=== DATASET EXTRACT ===

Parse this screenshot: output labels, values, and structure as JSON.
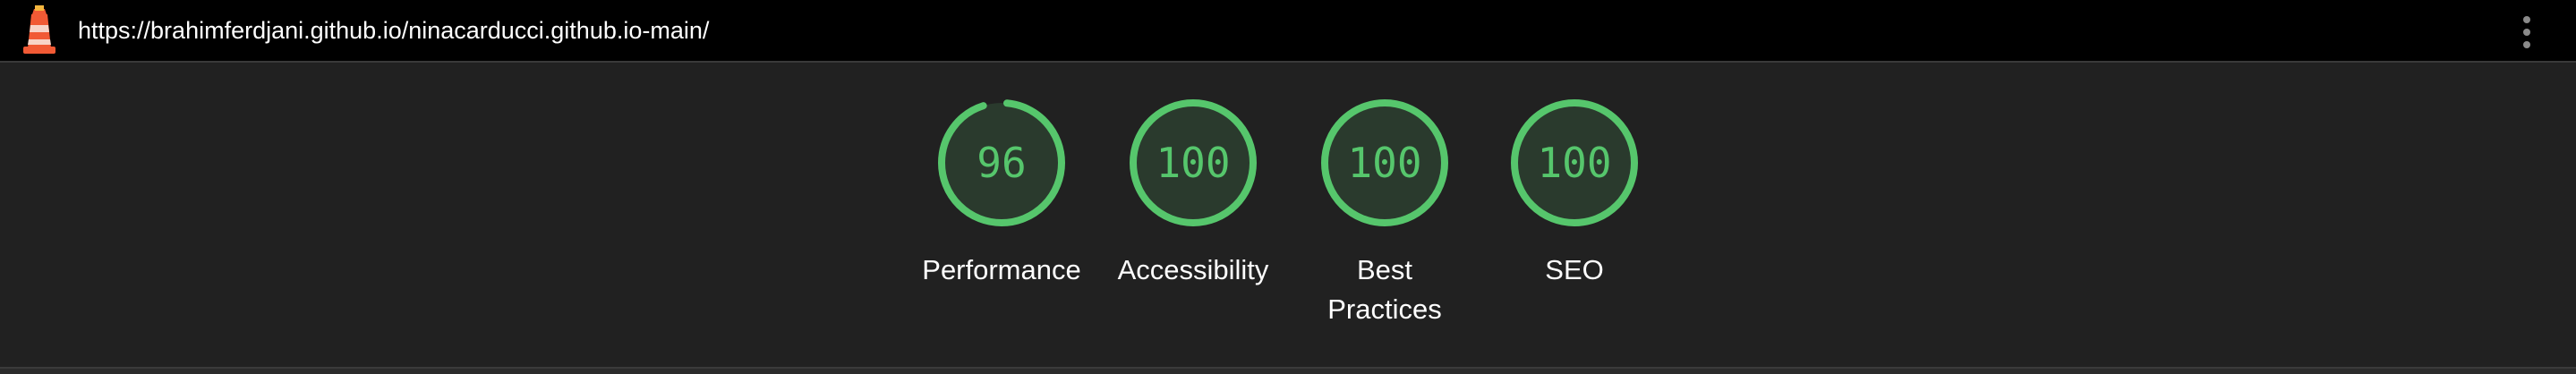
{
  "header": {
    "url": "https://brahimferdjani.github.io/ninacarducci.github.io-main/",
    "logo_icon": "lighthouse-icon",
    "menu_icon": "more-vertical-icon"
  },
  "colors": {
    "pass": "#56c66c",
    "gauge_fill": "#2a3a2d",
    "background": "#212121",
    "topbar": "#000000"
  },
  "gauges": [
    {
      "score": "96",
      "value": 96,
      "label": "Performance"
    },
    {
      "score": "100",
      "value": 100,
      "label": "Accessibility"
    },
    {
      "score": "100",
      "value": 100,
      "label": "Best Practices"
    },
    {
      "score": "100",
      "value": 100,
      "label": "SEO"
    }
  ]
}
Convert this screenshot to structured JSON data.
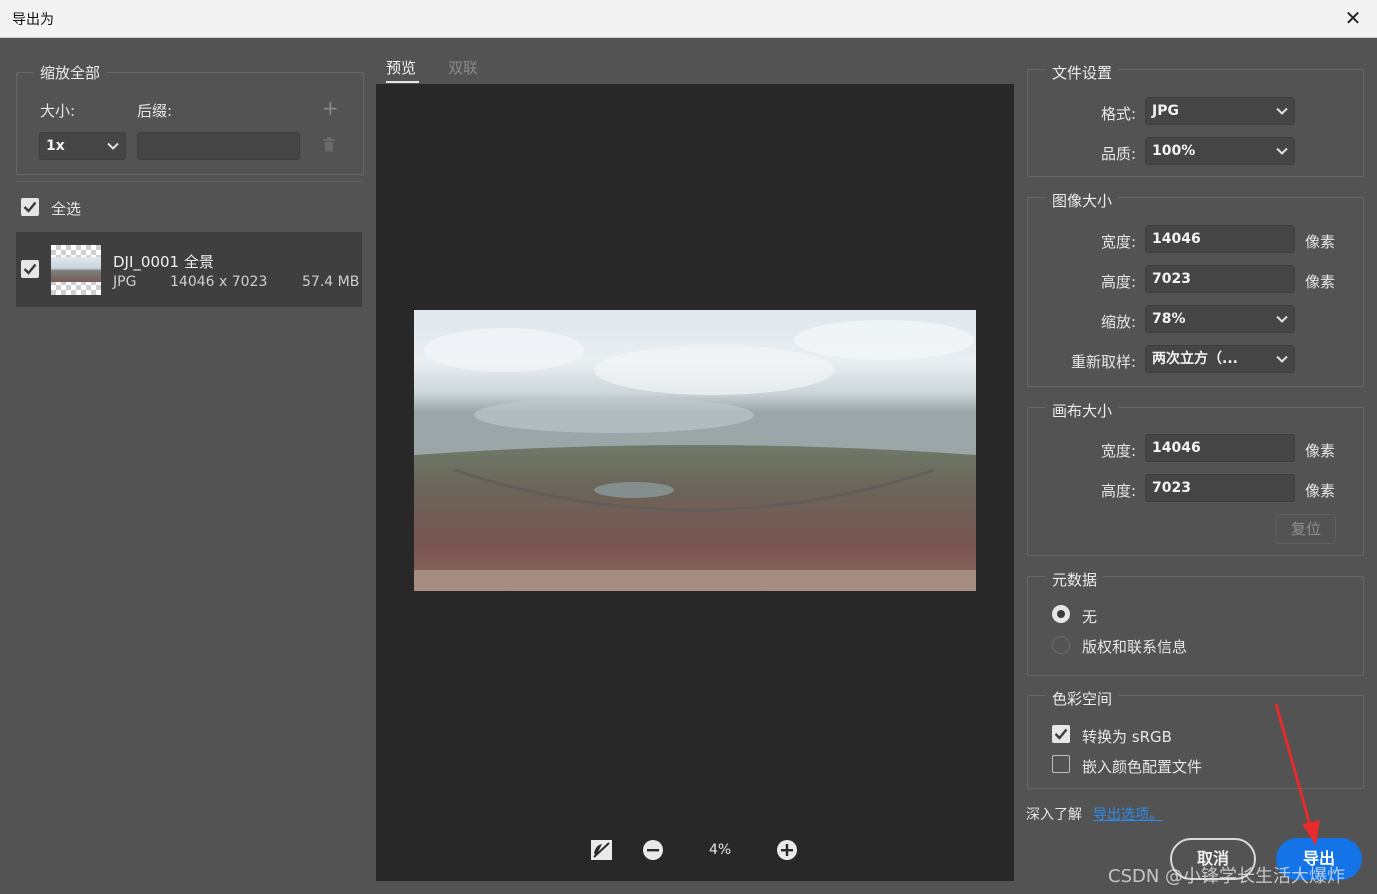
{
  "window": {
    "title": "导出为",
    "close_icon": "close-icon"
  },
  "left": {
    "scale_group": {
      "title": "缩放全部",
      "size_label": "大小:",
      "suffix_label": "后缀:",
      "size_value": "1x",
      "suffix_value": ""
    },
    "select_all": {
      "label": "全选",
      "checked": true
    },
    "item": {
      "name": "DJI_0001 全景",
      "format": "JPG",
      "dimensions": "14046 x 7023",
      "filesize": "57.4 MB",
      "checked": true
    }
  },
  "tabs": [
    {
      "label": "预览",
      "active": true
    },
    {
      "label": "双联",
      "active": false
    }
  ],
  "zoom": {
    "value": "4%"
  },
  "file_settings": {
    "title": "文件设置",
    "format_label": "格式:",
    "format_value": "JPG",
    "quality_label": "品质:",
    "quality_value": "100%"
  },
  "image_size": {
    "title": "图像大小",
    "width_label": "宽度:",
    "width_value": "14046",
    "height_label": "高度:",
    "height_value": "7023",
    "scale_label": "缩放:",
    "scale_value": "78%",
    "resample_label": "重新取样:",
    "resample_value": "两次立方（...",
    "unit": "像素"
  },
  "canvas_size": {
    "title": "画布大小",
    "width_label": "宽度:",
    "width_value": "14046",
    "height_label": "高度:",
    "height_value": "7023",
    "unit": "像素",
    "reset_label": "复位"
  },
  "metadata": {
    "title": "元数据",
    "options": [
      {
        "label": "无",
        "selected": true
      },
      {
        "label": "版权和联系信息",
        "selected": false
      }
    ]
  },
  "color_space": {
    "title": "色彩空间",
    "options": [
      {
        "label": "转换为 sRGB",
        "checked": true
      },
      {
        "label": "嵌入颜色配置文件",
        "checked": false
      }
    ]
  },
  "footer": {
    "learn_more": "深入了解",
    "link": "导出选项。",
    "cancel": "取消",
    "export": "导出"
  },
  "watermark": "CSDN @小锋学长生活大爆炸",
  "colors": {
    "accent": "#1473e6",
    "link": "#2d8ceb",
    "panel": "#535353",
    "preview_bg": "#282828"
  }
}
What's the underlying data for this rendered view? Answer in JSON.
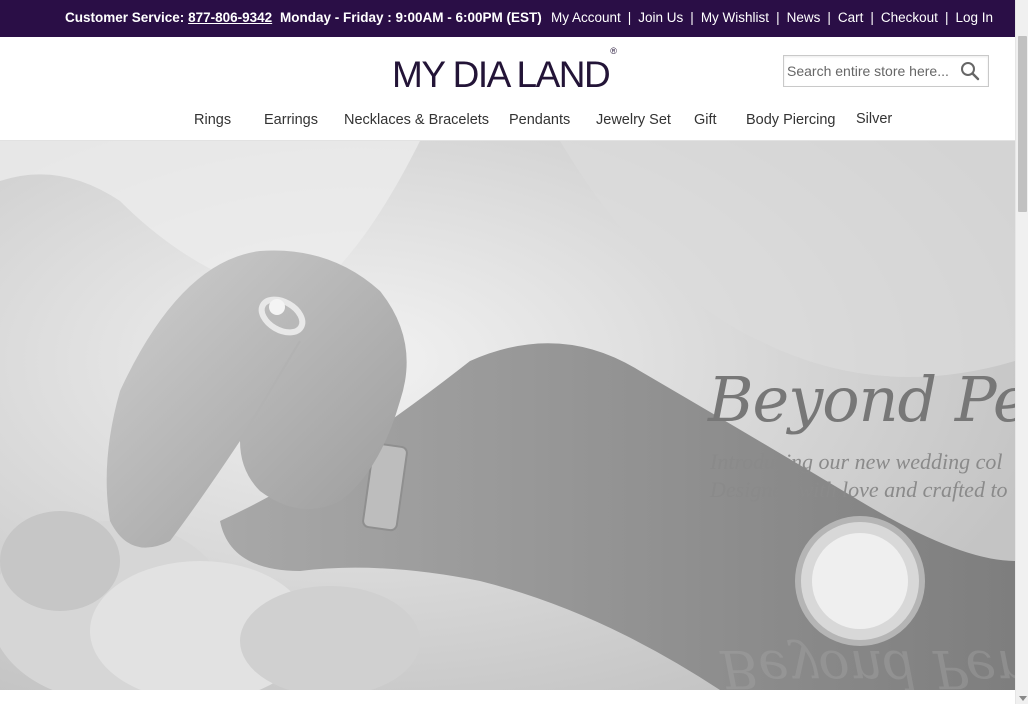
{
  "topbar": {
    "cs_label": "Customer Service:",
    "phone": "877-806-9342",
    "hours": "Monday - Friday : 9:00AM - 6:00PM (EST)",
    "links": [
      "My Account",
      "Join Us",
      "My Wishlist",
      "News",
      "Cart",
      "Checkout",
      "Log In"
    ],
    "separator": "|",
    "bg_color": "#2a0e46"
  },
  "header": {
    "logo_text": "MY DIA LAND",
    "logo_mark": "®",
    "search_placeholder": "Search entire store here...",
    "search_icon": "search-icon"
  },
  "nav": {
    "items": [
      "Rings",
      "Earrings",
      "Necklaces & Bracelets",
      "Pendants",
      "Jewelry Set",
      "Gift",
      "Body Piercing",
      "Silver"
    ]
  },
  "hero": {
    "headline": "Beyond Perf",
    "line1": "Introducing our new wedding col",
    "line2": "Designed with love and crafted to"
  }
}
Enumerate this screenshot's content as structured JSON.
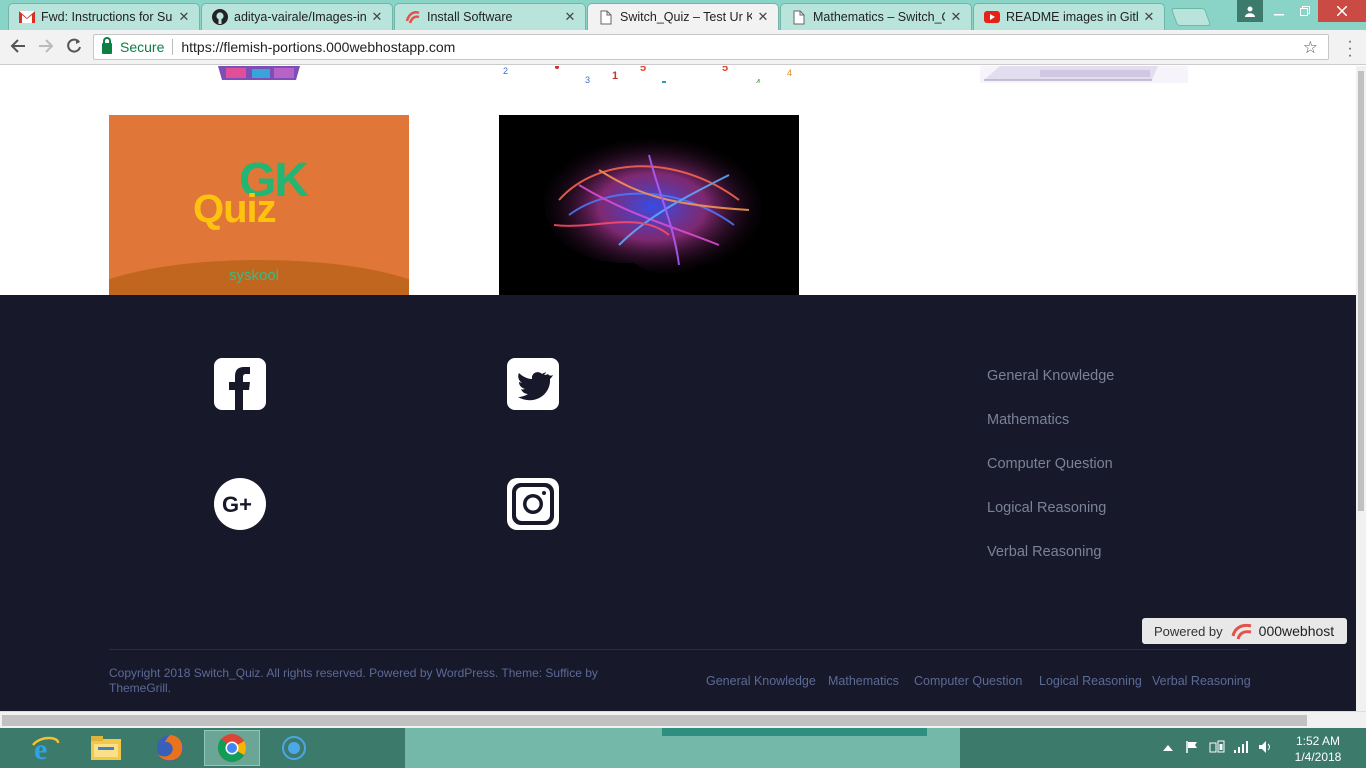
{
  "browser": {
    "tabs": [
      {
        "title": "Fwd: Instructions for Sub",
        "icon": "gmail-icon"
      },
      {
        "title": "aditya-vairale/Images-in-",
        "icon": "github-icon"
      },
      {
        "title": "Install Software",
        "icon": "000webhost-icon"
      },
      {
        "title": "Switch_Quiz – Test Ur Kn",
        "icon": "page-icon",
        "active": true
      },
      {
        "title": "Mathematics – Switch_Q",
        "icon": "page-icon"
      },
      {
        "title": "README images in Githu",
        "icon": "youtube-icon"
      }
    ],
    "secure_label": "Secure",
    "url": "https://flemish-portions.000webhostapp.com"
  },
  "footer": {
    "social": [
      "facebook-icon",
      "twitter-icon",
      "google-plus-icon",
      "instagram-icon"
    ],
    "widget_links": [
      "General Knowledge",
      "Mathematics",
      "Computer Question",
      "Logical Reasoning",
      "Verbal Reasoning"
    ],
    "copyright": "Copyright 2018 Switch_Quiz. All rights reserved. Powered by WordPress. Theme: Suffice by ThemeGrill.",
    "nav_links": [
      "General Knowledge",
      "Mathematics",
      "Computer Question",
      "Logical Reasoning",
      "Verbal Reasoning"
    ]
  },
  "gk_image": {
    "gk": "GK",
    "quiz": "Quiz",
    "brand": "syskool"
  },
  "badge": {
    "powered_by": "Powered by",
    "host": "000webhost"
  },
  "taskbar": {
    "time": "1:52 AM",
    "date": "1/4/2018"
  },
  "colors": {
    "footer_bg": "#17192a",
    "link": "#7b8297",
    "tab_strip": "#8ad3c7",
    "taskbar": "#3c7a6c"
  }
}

===

→ WORK TO COMPLETE:
Go through the listing above and quote it exactly, apart from its images.

→ WORKED ANSWER:
Parse this screenshot: output labels, values, and structure as JSON.
{
  "header": {
    "url": "https://brahimferdjani.github.io/ninacarducci.github.io-main/",
    "logo_icon": "lighthouse-icon",
    "menu_icon": "more-vertical-icon"
  },
  "colors": {
    "pass": "#56c66c",
    "gauge_fill": "#2a3a2d",
    "background": "#212121",
    "topbar": "#000000"
  },
  "gauges": [
    {
      "score": "96",
      "value": 96,
      "label": "Performance"
    },
    {
      "score": "100",
      "value": 100,
      "label": "Accessibility"
    },
    {
      "score": "100",
      "value": 100,
      "label": "Best Practices"
    },
    {
      "score": "100",
      "value": 100,
      "label": "SEO"
    }
  ]
}
Convert this screenshot to structured JSON data.
{
  "window": {
    "title": "导出为",
    "close_icon": "close-icon"
  },
  "left": {
    "scale_group": {
      "title": "缩放全部",
      "size_label": "大小:",
      "suffix_label": "后缀:",
      "size_value": "1x",
      "suffix_value": ""
    },
    "select_all": {
      "label": "全选",
      "checked": true
    },
    "item": {
      "name": "DJI_0001 全景",
      "format": "JPG",
      "dimensions": "14046 x 7023",
      "filesize": "57.4 MB",
      "checked": true
    }
  },
  "tabs": [
    {
      "label": "预览",
      "active": true
    },
    {
      "label": "双联",
      "active": false
    }
  ],
  "zoom": {
    "value": "4%"
  },
  "file_settings": {
    "title": "文件设置",
    "format_label": "格式:",
    "format_value": "JPG",
    "quality_label": "品质:",
    "quality_value": "100%"
  },
  "image_size": {
    "title": "图像大小",
    "width_label": "宽度:",
    "width_value": "14046",
    "height_label": "高度:",
    "height_value": "7023",
    "scale_label": "缩放:",
    "scale_value": "78%",
    "resample_label": "重新取样:",
    "resample_value": "两次立方（...",
    "unit": "像素"
  },
  "canvas_size": {
    "title": "画布大小",
    "width_label": "宽度:",
    "width_value": "14046",
    "height_label": "高度:",
    "height_value": "7023",
    "unit": "像素",
    "reset_label": "复位"
  },
  "metadata": {
    "title": "元数据",
    "options": [
      {
        "label": "无",
        "selected": true
      },
      {
        "label": "版权和联系信息",
        "selected": false
      }
    ]
  },
  "color_space": {
    "title": "色彩空间",
    "options": [
      {
        "label": "转换为 sRGB",
        "checked": true
      },
      {
        "label": "嵌入颜色配置文件",
        "checked": false
      }
    ]
  },
  "footer": {
    "learn_more": "深入了解",
    "link": "导出选项。",
    "cancel": "取消",
    "export": "导出"
  },
  "watermark": "CSDN @小锋学长生活大爆炸",
  "colors": {
    "accent": "#1473e6",
    "link": "#2d8ceb",
    "panel": "#535353",
    "preview_bg": "#282828"
  }
}
What's the underlying data for this rendered view? Answer in JSON.
{
  "topbar": {
    "cs_label": "Customer Service:",
    "phone": "877-806-9342",
    "hours": "Monday - Friday : 9:00AM - 6:00PM (EST)",
    "links": [
      "My Account",
      "Join Us",
      "My Wishlist",
      "News",
      "Cart",
      "Checkout",
      "Log In"
    ],
    "separator": "|",
    "bg_color": "#2a0e46"
  },
  "header": {
    "logo_text": "MY DIA LAND",
    "logo_mark": "®",
    "search_placeholder": "Search entire store here...",
    "search_icon": "search-icon"
  },
  "nav": {
    "items": [
      "Rings",
      "Earrings",
      "Necklaces & Bracelets",
      "Pendants",
      "Jewelry Set",
      "Gift",
      "Body Piercing",
      "Silver"
    ]
  },
  "hero": {
    "headline": "Beyond Perf",
    "line1": "Introducing our new wedding col",
    "line2": "Designed with love and crafted to"
  }
}
Enumerate this screenshot's content as structured JSON.
{
  "browser": {
    "tabs": [
      {
        "title": "Fwd: Instructions for Sub",
        "icon": "gmail-icon"
      },
      {
        "title": "aditya-vairale/Images-in-",
        "icon": "github-icon"
      },
      {
        "title": "Install Software",
        "icon": "000webhost-icon"
      },
      {
        "title": "Switch_Quiz – Test Ur Kn",
        "icon": "page-icon",
        "active": true
      },
      {
        "title": "Mathematics – Switch_Q",
        "icon": "page-icon"
      },
      {
        "title": "README images in Githu",
        "icon": "youtube-icon"
      }
    ],
    "secure_label": "Secure",
    "url": "https://flemish-portions.000webhostapp.com"
  },
  "footer": {
    "social": [
      "facebook-icon",
      "twitter-icon",
      "google-plus-icon",
      "instagram-icon"
    ],
    "widget_links": [
      "General Knowledge",
      "Mathematics",
      "Computer Question",
      "Logical Reasoning",
      "Verbal Reasoning"
    ],
    "copyright": "Copyright 2018 Switch_Quiz. All rights reserved. Powered by WordPress. Theme: Suffice by ThemeGrill.",
    "nav_links": [
      "General Knowledge",
      "Mathematics",
      "Computer Question",
      "Logical Reasoning",
      "Verbal Reasoning"
    ]
  },
  "gk_image": {
    "gk": "GK",
    "quiz": "Quiz",
    "brand": "syskool"
  },
  "badge": {
    "powered_by": "Powered by",
    "host": "000webhost"
  },
  "taskbar": {
    "time": "1:52 AM",
    "date": "1/4/2018"
  },
  "colors": {
    "footer_bg": "#17192a",
    "link": "#7b8297",
    "tab_strip": "#8ad3c7",
    "taskbar": "#3c7a6c"
  }
}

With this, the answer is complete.